### Material provided
------------------------------------------------------------
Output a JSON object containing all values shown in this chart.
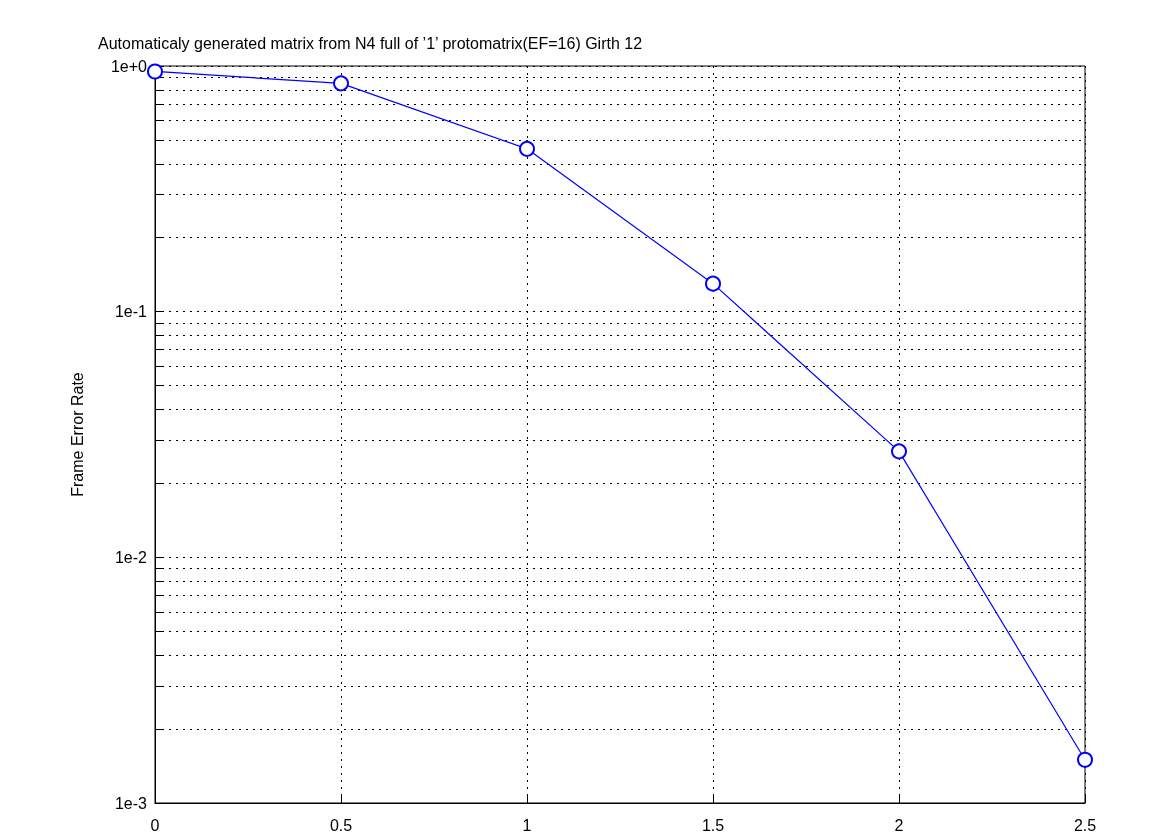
{
  "chart_data": {
    "type": "line",
    "title": "Automaticaly generated matrix from N4 full of ’1’ protomatrix(EF=16) Girth 12",
    "ylabel": "Frame Error Rate",
    "x": [
      0,
      0.5,
      1,
      1.5,
      2,
      2.5
    ],
    "series": [
      {
        "color": "#0000ff",
        "values": [
          0.95,
          0.85,
          0.46,
          0.13,
          0.027,
          0.0015
        ]
      }
    ],
    "xlim": [
      0,
      2.5
    ],
    "xticks": [
      0,
      0.5,
      1,
      1.5,
      2,
      2.5
    ],
    "ylim": [
      0.001,
      1
    ],
    "yticks": [
      {
        "value": 0.001,
        "label": "1e-3"
      },
      {
        "value": 0.002,
        "label": null
      },
      {
        "value": 0.003,
        "label": null
      },
      {
        "value": 0.004,
        "label": null
      },
      {
        "value": 0.005,
        "label": null
      },
      {
        "value": 0.006,
        "label": null
      },
      {
        "value": 0.007,
        "label": null
      },
      {
        "value": 0.008,
        "label": null
      },
      {
        "value": 0.009,
        "label": null
      },
      {
        "value": 0.01,
        "label": "1e-2"
      },
      {
        "value": 0.02,
        "label": null
      },
      {
        "value": 0.03,
        "label": null
      },
      {
        "value": 0.04,
        "label": null
      },
      {
        "value": 0.05,
        "label": null
      },
      {
        "value": 0.06,
        "label": null
      },
      {
        "value": 0.07,
        "label": null
      },
      {
        "value": 0.08,
        "label": null
      },
      {
        "value": 0.09,
        "label": null
      },
      {
        "value": 0.1,
        "label": "1e-1"
      },
      {
        "value": 0.2,
        "label": null
      },
      {
        "value": 0.3,
        "label": null
      },
      {
        "value": 0.4,
        "label": null
      },
      {
        "value": 0.5,
        "label": null
      },
      {
        "value": 0.6,
        "label": null
      },
      {
        "value": 0.7,
        "label": null
      },
      {
        "value": 0.8,
        "label": null
      },
      {
        "value": 0.9,
        "label": null
      },
      {
        "value": 1,
        "label": "1e+0"
      }
    ],
    "log": "y",
    "grid": true,
    "marker": "circle",
    "line_style": "solid"
  }
}
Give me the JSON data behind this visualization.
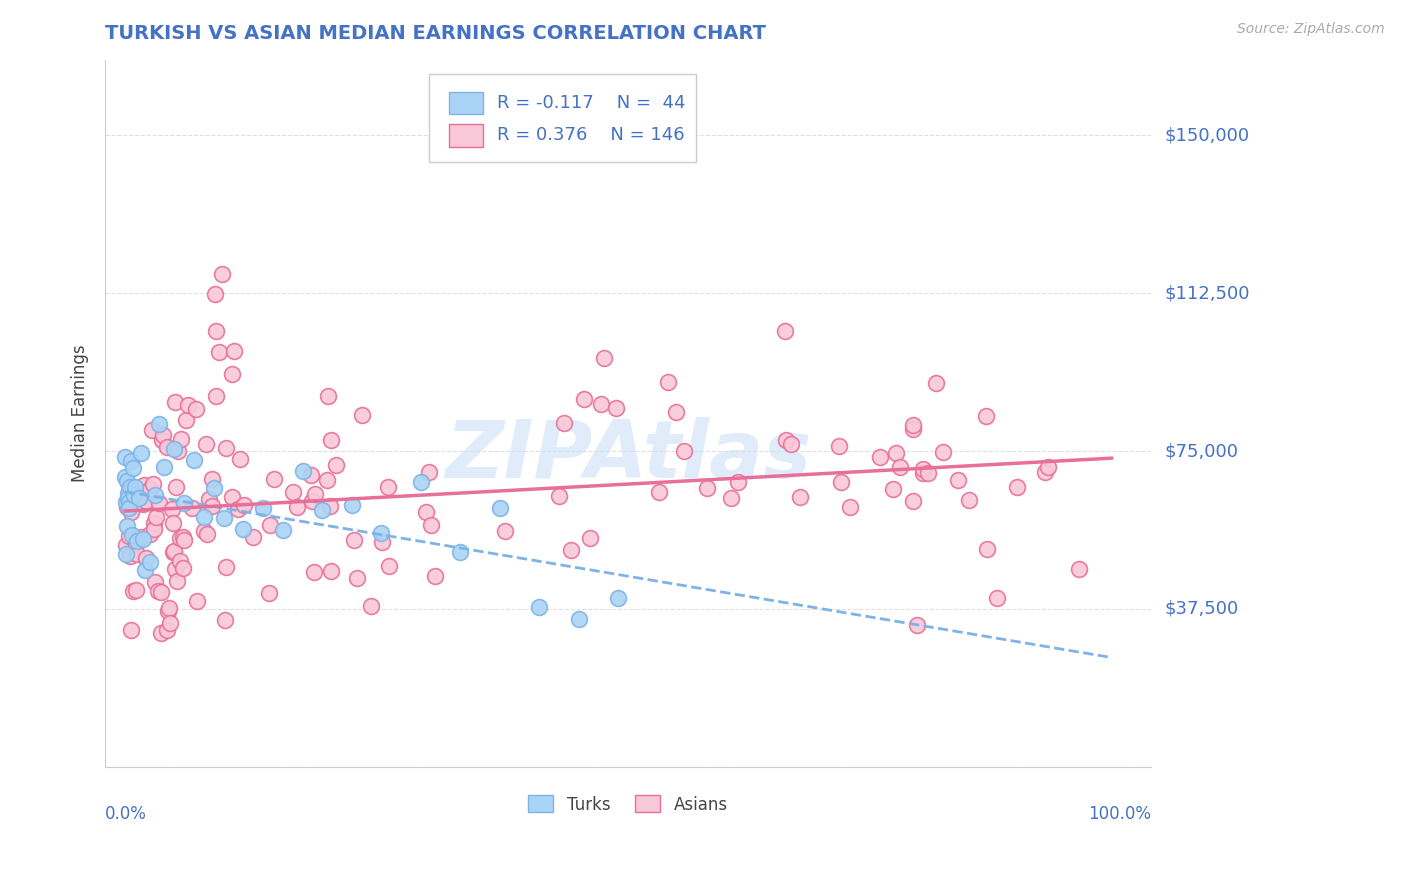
{
  "title": "TURKISH VS ASIAN MEDIAN EARNINGS CORRELATION CHART",
  "source": "Source: ZipAtlas.com",
  "ylabel": "Median Earnings",
  "yticks": [
    0,
    37500,
    75000,
    112500,
    150000
  ],
  "ytick_labels": [
    "",
    "$37,500",
    "$75,000",
    "$112,500",
    "$150,000"
  ],
  "title_color": "#4472c4",
  "source_color": "#aaaaaa",
  "axis_label_color": "#4472c4",
  "turks_fill_color": "#aad4f5",
  "turks_edge_color": "#7eb3e8",
  "asians_fill_color": "#f9c8d8",
  "asians_edge_color": "#e87098",
  "trend_turks_color": "#7eb3e8",
  "trend_asians_color": "#e87098",
  "R_turks": -0.117,
  "N_turks": 44,
  "R_asians": 0.376,
  "N_asians": 146,
  "background_color": "#ffffff",
  "grid_color": "#dddddd",
  "watermark_color": "#cce0f5"
}
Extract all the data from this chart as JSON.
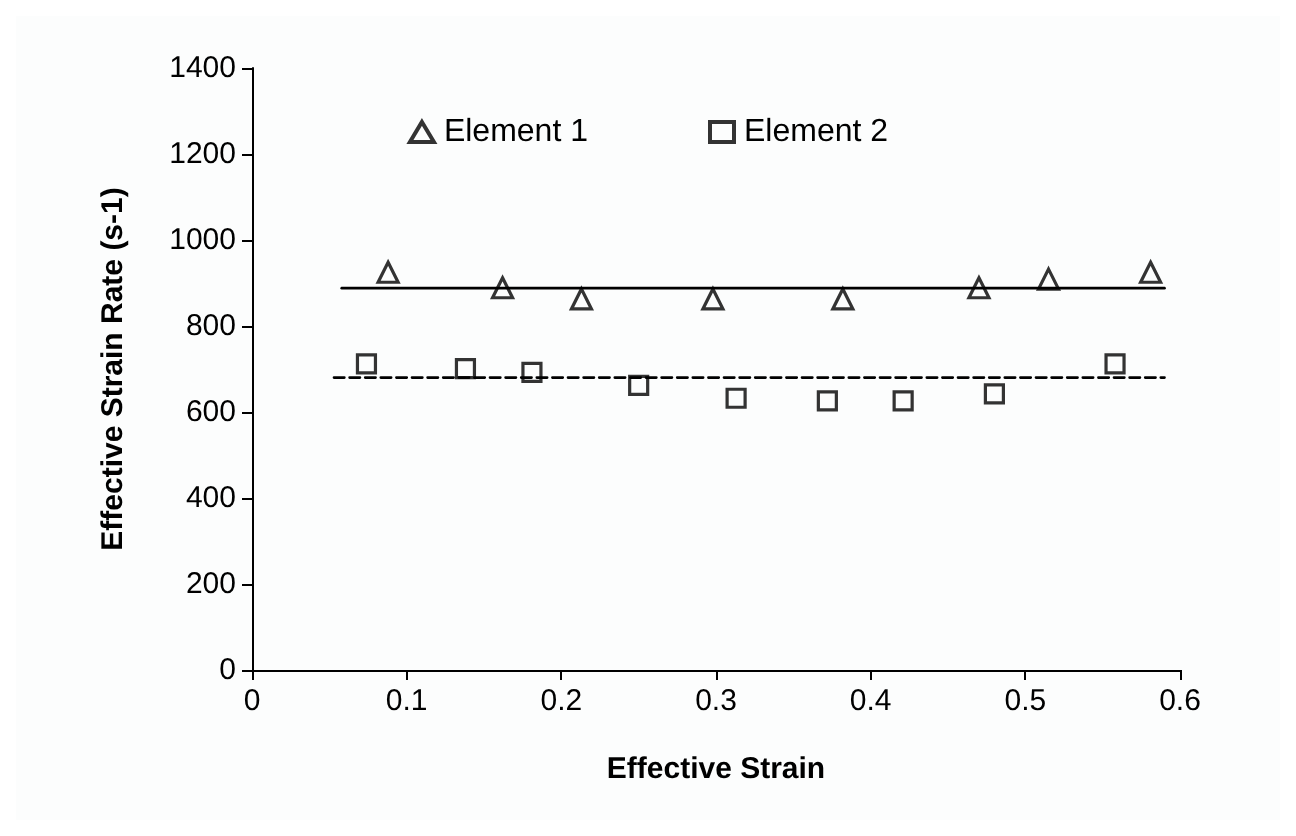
{
  "chart_data": {
    "type": "scatter",
    "xlabel": "Effective Strain",
    "ylabel": "Effective Strain Rate (s-1)",
    "xlim": [
      0,
      0.6
    ],
    "ylim": [
      0,
      1400
    ],
    "xticks": [
      0,
      0.1,
      0.2,
      0.3,
      0.4,
      0.5,
      0.6
    ],
    "yticks": [
      0,
      200,
      400,
      600,
      800,
      1000,
      1200,
      1400
    ],
    "grid": false,
    "legend": "top",
    "series": [
      {
        "name": "Element 1",
        "type": "scatter",
        "marker": "triangle",
        "color": "#000000",
        "x": [
          0.088,
          0.162,
          0.213,
          0.298,
          0.382,
          0.47,
          0.515,
          0.581
        ],
        "values": [
          925,
          889,
          863,
          863,
          863,
          889,
          909,
          925
        ]
      },
      {
        "name": "Element 2",
        "type": "scatter",
        "marker": "square",
        "color": "#000000",
        "x": [
          0.074,
          0.138,
          0.181,
          0.25,
          0.313,
          0.372,
          0.421,
          0.48,
          0.558
        ],
        "values": [
          712,
          701,
          692,
          662,
          632,
          626,
          626,
          642,
          712
        ]
      },
      {
        "type": "line",
        "line_style": "solid",
        "color": "#000000",
        "x": [
          0.058,
          0.59
        ],
        "values": [
          888,
          888
        ]
      },
      {
        "type": "line",
        "line_style": "dashed",
        "color": "#000000",
        "x": [
          0.053,
          0.59
        ],
        "values": [
          680,
          680
        ]
      }
    ]
  }
}
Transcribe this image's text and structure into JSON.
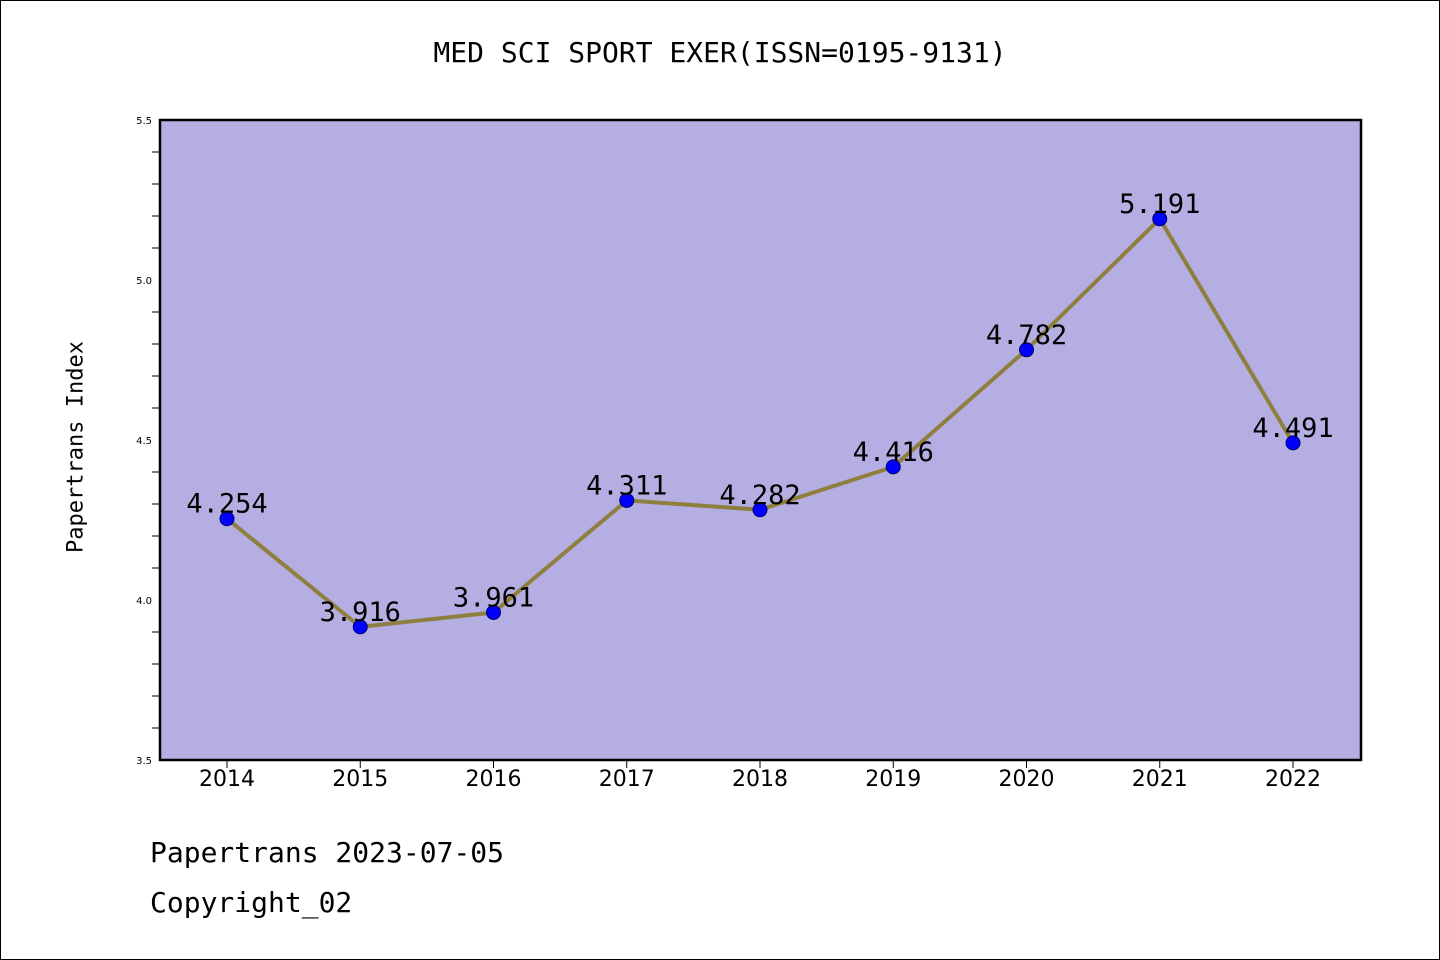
{
  "chart_data": {
    "type": "line",
    "title": "MED SCI SPORT EXER(ISSN=0195-9131)",
    "xlabel": "",
    "ylabel": "Papertrans Index",
    "categories": [
      "2014",
      "2015",
      "2016",
      "2017",
      "2018",
      "2019",
      "2020",
      "2021",
      "2022"
    ],
    "series": [
      {
        "values": [
          4.254,
          3.916,
          3.961,
          4.311,
          4.282,
          4.416,
          4.782,
          5.191,
          4.491
        ],
        "data_labels": [
          "4.254",
          "3.916",
          "3.961",
          "4.311",
          "4.282",
          "4.416",
          "4.782",
          "5.191",
          "4.491"
        ]
      }
    ],
    "ylim": [
      3.5,
      5.5
    ],
    "yticks": [
      "3.5",
      "4.0",
      "4.5",
      "5.0",
      "5.5"
    ],
    "grid": false,
    "colors": {
      "plot_background": "#b5aee2",
      "line": "#8f7f3f",
      "marker": "#0000ff",
      "marker_edge": "#00006b",
      "axis": "#000000"
    }
  },
  "footer": {
    "date_line": "Papertrans 2023-07-05",
    "copyright_line": "Copyright_02"
  }
}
------------------------------------------------------------
### What you need to do
Extract lines where the string "Papertrans" occurs.

### Final answer
    "ylabel": "Papertrans Index",
    "date_line": "Papertrans 2023-07-05",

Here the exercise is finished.